Exercise:
From the entries below, count the lines with "this". Write only the count.

Given data:
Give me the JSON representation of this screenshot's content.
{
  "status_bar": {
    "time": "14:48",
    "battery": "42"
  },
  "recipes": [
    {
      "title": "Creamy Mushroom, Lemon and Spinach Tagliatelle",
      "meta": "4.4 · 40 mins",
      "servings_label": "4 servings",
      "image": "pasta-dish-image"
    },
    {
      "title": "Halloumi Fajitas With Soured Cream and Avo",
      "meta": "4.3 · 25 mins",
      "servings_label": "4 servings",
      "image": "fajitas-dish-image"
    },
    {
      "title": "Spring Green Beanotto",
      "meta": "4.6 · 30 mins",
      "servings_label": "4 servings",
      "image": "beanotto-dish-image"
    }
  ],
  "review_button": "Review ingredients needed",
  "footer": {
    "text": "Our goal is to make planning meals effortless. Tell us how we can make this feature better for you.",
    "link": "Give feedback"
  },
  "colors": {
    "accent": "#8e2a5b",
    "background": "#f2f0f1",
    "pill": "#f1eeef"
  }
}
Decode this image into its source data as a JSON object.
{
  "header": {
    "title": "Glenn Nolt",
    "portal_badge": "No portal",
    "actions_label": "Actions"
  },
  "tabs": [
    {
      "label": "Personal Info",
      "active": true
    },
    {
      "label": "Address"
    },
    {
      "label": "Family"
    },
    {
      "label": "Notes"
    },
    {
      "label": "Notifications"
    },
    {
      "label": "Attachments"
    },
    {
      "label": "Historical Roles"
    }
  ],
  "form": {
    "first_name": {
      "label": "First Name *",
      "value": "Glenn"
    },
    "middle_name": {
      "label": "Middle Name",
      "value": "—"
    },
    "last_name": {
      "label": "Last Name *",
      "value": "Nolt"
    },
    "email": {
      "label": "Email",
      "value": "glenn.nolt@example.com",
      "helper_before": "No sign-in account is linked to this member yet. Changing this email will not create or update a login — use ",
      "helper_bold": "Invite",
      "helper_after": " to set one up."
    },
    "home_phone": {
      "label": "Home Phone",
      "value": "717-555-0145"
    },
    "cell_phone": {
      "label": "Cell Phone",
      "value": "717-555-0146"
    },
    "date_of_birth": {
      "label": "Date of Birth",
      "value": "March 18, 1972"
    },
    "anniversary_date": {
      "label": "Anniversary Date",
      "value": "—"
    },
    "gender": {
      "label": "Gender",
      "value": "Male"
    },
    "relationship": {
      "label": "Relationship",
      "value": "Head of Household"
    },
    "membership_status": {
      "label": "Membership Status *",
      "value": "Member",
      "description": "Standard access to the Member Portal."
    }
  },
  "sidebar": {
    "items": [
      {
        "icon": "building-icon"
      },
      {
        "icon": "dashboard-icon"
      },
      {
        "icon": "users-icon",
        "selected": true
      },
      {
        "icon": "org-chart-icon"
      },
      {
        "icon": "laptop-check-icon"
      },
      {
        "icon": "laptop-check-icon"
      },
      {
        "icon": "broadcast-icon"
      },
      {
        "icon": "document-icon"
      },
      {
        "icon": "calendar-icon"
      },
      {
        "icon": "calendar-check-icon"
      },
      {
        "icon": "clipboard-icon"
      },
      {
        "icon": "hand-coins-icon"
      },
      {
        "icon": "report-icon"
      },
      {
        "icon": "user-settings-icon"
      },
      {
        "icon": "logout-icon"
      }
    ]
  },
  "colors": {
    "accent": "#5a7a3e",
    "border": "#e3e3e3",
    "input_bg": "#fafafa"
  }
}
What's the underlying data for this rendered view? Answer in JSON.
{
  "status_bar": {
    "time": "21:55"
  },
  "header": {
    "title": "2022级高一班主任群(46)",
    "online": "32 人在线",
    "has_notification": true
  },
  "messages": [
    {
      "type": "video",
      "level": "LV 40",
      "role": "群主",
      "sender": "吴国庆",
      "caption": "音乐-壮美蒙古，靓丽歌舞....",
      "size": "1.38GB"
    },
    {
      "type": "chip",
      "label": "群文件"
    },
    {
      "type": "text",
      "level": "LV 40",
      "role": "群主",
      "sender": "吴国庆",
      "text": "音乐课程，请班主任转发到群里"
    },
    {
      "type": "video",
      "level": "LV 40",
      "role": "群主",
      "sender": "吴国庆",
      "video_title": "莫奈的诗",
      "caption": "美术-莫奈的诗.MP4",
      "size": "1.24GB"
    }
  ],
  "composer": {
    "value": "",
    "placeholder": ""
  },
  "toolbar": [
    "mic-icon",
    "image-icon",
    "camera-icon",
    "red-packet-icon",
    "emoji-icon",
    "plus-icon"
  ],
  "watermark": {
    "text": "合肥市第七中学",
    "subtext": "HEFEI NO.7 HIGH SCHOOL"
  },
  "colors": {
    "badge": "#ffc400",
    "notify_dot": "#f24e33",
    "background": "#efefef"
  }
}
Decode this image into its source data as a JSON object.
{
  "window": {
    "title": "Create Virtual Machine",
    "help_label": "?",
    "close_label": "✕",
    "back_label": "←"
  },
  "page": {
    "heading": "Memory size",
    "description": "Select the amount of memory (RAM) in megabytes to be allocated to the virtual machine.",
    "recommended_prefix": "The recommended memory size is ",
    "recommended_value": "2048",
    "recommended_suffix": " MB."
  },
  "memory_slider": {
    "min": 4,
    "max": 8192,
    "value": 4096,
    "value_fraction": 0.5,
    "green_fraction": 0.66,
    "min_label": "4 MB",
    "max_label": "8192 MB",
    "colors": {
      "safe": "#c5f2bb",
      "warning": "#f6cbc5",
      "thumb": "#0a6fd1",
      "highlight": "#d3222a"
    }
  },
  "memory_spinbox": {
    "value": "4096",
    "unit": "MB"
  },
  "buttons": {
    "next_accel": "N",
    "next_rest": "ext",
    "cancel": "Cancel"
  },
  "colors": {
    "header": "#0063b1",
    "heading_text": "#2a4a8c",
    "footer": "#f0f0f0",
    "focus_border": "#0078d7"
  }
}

Output of the task:
6